_Problem details_. Only those lines running from the line that contains "What text is on this page?" through the end of the material are to be written out, each exactly as shown.

_Extracted records_.
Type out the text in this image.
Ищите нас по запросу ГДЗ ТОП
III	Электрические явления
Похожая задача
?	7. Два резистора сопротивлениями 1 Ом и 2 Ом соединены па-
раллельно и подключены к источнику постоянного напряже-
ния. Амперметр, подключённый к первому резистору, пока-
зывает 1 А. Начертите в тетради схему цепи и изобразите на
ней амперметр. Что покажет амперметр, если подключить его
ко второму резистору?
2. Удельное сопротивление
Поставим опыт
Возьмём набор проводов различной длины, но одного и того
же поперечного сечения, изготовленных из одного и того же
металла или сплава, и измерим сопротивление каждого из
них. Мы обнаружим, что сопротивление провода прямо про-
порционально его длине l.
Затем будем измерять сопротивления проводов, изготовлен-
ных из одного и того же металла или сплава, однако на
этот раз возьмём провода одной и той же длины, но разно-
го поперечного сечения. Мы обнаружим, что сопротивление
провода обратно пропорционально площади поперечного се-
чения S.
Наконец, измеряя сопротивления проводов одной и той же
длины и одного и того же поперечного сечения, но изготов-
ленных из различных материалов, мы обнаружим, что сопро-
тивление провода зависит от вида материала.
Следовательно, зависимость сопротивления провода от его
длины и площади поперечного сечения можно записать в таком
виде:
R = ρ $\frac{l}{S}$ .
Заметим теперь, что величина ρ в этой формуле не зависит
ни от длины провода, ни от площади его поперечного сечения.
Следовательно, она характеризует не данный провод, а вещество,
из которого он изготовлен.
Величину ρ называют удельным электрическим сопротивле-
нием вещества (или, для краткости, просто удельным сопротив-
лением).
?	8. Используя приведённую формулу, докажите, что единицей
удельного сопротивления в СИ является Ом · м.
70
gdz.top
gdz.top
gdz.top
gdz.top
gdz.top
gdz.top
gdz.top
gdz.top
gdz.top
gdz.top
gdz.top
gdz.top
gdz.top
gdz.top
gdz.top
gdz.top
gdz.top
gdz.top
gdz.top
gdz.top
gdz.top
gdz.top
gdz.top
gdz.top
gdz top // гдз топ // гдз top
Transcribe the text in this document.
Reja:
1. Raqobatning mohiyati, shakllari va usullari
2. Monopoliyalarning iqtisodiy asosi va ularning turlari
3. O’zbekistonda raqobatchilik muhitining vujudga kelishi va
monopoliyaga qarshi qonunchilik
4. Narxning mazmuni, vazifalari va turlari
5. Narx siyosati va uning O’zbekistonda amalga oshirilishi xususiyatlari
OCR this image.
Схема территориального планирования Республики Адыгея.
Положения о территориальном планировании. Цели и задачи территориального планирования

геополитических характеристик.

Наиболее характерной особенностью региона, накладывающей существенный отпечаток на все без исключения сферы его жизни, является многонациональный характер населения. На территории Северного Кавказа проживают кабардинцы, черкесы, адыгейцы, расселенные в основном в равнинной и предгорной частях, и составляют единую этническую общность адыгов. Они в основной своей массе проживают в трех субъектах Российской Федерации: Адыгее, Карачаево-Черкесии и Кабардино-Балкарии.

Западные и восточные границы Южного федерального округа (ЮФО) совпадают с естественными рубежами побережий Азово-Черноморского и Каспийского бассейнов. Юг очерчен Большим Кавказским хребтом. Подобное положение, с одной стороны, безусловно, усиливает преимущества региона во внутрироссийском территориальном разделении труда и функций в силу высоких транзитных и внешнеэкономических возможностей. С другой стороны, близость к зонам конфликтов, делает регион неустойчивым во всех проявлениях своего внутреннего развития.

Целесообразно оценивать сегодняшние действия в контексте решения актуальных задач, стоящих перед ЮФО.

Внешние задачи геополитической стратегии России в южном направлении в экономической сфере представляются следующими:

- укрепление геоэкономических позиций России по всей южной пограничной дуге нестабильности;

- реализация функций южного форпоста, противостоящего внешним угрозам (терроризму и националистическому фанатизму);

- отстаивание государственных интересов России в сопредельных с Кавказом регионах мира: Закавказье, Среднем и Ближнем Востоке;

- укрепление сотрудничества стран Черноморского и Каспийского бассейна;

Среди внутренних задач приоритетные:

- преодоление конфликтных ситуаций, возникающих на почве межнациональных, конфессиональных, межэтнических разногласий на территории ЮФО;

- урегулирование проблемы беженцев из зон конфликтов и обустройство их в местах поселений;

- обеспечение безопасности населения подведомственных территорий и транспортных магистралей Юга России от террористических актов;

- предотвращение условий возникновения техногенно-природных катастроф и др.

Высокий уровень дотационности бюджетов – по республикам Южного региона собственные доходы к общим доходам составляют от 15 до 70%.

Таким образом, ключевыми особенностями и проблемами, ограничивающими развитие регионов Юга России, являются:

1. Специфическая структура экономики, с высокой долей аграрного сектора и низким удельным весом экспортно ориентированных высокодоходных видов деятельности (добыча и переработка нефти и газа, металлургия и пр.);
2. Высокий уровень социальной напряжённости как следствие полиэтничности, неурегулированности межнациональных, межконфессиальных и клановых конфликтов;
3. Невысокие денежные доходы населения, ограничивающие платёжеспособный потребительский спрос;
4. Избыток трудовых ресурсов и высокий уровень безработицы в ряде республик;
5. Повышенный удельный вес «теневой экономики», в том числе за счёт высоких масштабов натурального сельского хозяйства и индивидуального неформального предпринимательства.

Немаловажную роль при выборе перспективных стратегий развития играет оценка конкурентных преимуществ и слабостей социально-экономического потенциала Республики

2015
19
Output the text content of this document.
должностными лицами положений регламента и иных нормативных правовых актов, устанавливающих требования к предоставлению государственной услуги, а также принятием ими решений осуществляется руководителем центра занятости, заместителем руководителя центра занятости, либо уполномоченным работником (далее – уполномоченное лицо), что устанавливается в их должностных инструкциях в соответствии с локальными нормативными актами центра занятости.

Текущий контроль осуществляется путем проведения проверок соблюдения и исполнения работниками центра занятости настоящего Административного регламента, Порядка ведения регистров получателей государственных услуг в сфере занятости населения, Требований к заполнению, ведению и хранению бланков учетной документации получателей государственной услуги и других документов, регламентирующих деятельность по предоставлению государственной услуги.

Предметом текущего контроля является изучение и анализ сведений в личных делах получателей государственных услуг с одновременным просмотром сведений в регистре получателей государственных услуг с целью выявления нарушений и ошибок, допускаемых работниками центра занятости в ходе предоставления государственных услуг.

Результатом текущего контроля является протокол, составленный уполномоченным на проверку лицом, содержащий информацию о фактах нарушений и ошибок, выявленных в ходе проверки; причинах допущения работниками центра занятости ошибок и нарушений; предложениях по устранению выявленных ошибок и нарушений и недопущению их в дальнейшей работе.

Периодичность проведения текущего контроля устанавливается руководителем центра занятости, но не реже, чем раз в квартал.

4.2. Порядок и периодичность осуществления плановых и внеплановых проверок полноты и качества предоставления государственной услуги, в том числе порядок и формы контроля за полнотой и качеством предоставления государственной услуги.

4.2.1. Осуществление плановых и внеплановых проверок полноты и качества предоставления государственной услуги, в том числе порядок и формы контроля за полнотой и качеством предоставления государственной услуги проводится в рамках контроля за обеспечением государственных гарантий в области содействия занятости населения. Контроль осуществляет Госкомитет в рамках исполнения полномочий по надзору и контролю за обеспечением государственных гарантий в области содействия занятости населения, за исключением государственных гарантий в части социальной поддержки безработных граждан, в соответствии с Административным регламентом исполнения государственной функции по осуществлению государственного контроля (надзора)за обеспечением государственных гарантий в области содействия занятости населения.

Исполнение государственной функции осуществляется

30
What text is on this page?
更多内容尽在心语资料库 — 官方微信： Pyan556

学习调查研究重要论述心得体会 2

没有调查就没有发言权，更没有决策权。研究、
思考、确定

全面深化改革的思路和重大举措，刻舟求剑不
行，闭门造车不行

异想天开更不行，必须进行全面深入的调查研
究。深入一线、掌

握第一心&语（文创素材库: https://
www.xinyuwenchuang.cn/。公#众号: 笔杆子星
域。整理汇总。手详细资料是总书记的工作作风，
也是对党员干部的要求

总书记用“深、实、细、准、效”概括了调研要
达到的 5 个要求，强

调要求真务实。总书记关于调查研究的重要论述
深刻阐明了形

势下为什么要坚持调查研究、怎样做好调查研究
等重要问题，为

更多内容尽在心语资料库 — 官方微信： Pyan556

_Result for this task_.
What text is on this page?
更多内容尽在心语资料库 — 官方微信： Pyan556

学习调查研究重要论述心得体会 2

没有调查就没有发言权，更没有决策权。研究、
思考、确定

全面深化改革的思路和重大举措，刻舟求剑不
行，闭门造车不行

异想天开更不行，必须进行全面深入的调查研
究。深入一线、掌

握第一心&语（文创素材库: https://
www.xinyuwenchuang.cn/。公#众号: 笔杆子星
域。整理汇总。手详细资料是总书记的工作作风，
也是对党员干部的要求

总书记用“深、实、细、准、效”概括了调研要
达到的 5 个要求，强

调要求真务实。总书记关于调查研究的重要论述
深刻阐明了形

势下为什么要坚持调查研究、怎样做好调查研究
等重要问题，为

更多内容尽在心语资料库 — 官方微信： Pyan556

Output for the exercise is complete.